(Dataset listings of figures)

============

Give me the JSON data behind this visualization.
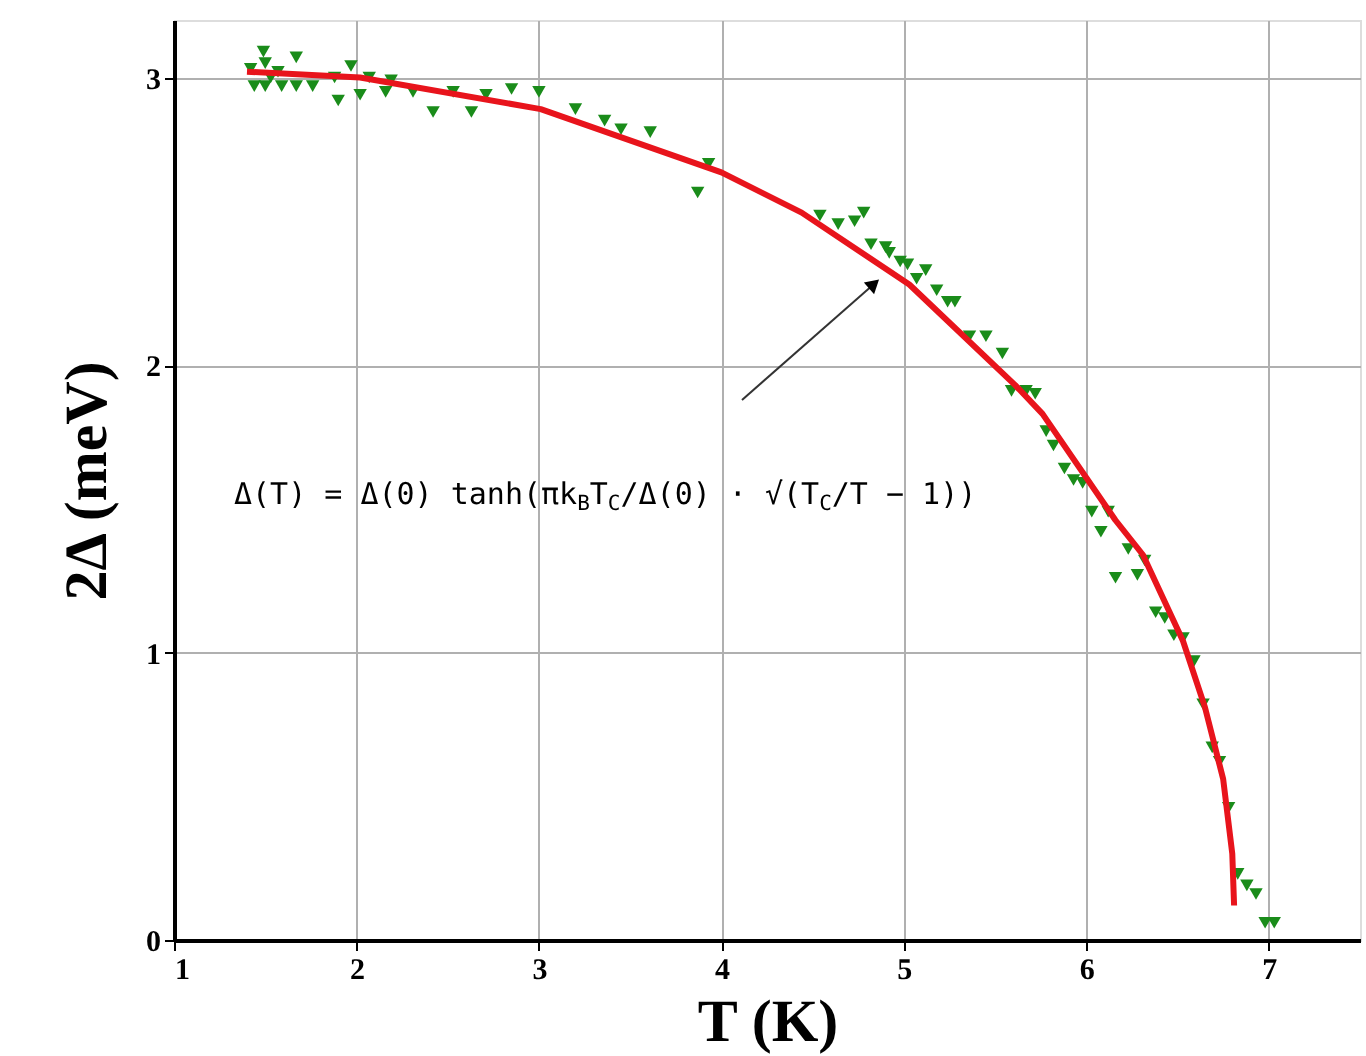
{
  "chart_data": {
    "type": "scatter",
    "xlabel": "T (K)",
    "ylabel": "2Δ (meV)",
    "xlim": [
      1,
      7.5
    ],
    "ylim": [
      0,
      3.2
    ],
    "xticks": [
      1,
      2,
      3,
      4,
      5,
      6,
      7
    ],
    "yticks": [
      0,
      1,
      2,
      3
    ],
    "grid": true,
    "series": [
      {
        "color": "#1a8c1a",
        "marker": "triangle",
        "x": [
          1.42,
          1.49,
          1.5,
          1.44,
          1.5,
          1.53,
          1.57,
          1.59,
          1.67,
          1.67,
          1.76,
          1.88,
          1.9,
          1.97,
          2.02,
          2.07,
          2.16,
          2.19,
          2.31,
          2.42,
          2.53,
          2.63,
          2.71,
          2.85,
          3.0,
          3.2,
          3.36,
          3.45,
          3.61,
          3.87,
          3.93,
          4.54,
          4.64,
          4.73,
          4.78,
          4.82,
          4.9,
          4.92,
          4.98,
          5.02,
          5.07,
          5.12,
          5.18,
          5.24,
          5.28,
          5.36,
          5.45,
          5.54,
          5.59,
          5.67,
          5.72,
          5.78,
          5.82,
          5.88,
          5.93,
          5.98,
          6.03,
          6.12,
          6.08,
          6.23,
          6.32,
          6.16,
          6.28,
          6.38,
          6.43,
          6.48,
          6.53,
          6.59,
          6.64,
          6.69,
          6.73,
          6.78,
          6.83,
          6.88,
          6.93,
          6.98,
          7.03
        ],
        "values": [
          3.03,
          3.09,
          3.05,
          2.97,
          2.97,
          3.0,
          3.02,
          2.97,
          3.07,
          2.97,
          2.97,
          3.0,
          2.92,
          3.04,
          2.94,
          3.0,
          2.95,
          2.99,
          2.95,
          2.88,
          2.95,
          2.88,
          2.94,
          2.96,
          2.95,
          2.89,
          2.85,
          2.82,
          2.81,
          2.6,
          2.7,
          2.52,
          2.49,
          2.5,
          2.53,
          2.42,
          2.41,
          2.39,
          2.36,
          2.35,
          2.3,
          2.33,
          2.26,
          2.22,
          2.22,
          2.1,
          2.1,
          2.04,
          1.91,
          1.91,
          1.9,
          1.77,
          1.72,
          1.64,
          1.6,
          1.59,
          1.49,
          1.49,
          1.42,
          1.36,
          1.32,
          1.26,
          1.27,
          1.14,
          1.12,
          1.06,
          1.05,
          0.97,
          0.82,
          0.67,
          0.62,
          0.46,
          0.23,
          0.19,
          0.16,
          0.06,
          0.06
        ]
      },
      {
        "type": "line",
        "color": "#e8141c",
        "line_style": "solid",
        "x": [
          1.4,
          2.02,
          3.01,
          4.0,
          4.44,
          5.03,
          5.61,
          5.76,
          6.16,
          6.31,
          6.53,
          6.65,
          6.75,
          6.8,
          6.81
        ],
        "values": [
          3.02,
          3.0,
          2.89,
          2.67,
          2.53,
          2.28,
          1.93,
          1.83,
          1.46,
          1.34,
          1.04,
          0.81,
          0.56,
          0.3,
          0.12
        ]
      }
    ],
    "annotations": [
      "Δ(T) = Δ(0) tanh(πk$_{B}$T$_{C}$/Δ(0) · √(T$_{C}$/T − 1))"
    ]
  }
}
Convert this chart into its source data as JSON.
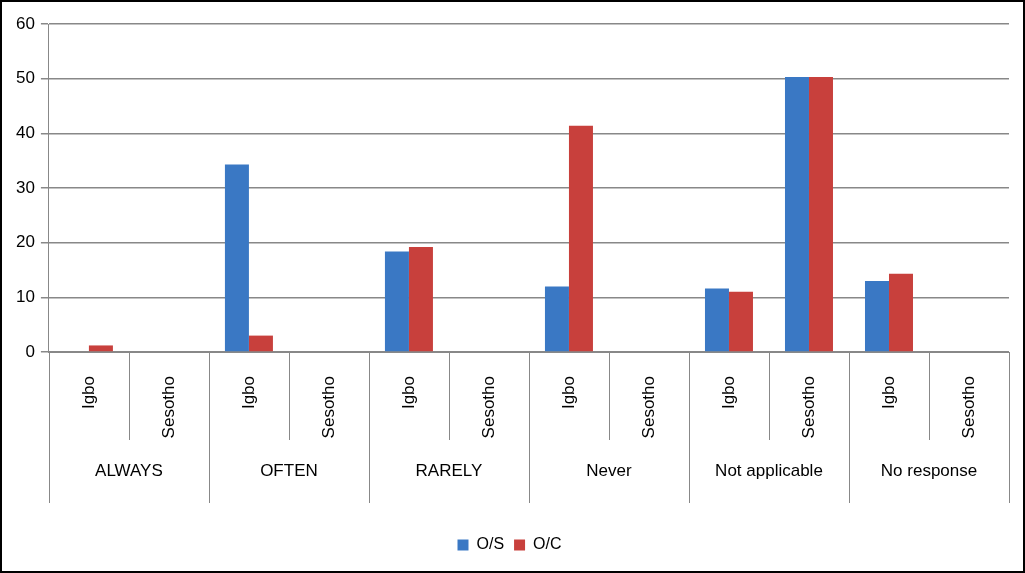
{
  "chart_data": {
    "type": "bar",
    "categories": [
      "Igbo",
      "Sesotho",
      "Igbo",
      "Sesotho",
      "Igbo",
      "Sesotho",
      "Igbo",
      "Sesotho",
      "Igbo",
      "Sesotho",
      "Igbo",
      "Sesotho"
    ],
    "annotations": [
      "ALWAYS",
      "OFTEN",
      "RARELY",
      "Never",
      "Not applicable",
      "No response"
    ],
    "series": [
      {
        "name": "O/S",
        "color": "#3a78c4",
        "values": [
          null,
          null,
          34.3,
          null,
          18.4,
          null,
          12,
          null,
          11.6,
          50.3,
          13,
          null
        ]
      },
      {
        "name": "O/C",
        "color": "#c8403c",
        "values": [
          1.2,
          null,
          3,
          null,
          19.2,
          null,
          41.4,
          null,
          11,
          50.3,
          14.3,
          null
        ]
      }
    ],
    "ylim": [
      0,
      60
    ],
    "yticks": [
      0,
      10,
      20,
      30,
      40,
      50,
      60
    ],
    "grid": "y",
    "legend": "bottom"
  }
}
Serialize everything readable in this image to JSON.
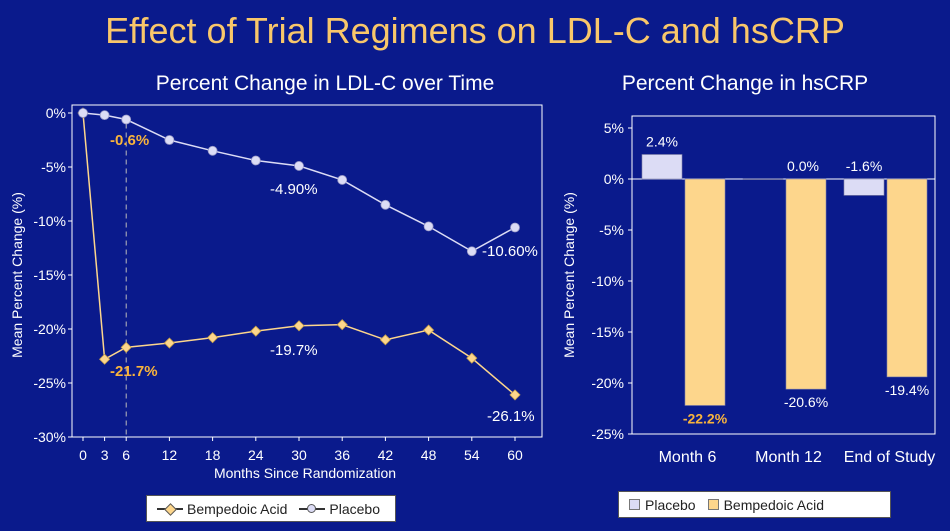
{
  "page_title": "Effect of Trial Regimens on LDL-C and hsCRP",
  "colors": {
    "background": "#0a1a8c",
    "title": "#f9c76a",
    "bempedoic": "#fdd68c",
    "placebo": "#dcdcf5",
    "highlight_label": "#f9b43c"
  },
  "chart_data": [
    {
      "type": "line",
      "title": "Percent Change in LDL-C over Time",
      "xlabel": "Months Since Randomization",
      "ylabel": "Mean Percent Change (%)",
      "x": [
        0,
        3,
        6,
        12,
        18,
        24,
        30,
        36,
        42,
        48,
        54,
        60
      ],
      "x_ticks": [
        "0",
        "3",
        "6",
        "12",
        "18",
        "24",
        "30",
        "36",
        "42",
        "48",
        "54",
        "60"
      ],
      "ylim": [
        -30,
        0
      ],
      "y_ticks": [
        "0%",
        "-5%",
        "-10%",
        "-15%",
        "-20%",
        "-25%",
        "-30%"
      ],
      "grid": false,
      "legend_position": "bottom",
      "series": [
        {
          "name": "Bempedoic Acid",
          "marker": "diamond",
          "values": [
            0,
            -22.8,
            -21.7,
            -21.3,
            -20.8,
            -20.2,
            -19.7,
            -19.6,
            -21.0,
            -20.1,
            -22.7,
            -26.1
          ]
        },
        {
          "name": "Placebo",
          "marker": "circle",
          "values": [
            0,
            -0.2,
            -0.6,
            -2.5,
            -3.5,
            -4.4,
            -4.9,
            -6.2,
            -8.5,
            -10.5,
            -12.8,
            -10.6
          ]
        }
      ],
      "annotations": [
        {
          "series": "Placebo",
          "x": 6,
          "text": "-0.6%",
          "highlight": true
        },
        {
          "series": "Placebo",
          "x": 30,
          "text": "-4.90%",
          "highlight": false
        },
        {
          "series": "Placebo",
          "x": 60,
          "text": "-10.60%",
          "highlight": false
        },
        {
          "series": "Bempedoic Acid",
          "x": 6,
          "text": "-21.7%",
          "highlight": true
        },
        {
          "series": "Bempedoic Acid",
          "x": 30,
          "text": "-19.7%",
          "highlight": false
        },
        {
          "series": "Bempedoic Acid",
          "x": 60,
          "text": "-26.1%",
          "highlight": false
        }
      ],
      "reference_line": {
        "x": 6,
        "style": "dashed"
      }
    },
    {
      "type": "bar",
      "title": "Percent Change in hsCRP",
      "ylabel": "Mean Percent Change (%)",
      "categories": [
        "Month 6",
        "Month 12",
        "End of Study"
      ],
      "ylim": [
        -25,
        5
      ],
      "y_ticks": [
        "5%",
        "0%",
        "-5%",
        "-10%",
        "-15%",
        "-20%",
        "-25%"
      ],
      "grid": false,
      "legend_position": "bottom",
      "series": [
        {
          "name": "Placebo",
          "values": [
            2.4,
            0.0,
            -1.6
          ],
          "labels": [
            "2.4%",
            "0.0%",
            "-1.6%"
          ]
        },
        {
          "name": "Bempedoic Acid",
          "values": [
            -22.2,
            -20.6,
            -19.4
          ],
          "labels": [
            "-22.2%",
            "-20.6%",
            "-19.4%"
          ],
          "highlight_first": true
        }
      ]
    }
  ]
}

============

* Exercise objective *
Report each line in the preceding entries that holds the string "text".

* Exercise response *
          "text": "-0.6%",
          "text": "-4.90%",
          "text": "-10.60%",
          "text": "-21.7%",
          "text": "-19.7%",
          "text": "-26.1%",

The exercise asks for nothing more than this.